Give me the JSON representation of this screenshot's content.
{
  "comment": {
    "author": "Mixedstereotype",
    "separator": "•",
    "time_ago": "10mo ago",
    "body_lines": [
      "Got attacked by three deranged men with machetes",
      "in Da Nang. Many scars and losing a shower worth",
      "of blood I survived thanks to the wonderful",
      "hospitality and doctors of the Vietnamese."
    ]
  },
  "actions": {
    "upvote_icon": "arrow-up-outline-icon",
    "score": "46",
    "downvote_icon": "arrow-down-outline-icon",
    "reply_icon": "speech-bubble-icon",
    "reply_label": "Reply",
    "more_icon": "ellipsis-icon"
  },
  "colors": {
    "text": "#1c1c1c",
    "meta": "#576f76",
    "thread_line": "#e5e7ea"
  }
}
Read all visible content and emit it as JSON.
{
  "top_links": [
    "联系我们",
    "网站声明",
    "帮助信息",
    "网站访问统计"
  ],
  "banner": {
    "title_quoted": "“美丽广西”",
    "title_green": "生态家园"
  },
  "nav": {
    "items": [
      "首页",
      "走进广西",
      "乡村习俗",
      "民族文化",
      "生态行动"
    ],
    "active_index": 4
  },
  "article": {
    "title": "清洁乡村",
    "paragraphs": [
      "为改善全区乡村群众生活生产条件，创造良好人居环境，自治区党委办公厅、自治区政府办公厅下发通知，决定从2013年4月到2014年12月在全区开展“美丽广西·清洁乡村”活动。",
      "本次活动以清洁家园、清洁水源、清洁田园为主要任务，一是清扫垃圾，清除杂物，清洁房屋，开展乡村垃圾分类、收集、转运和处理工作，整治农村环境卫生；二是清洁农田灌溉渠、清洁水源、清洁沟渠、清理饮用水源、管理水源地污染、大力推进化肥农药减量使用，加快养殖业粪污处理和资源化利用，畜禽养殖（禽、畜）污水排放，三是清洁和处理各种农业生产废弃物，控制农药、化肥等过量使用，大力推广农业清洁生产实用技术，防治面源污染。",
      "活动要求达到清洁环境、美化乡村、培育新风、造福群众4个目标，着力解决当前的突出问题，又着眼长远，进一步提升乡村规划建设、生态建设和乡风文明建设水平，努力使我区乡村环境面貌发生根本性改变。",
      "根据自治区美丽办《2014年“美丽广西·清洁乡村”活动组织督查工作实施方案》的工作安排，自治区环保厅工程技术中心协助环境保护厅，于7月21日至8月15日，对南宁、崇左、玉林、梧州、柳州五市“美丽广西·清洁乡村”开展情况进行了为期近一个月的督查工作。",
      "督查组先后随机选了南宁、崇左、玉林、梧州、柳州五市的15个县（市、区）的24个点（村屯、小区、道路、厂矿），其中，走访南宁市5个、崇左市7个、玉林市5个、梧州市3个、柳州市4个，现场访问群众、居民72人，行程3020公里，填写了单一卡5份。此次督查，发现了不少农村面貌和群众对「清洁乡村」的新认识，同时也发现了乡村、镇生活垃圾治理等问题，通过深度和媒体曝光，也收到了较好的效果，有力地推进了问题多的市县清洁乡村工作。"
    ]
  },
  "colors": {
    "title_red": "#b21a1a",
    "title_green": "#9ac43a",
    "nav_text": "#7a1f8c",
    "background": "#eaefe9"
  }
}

──────────

Gather all lines from the records above in which "arrow" appears.

The answer:
    "upvote_icon": "arrow-up-outline-icon",
    "downvote_icon": "arrow-down-outline-icon",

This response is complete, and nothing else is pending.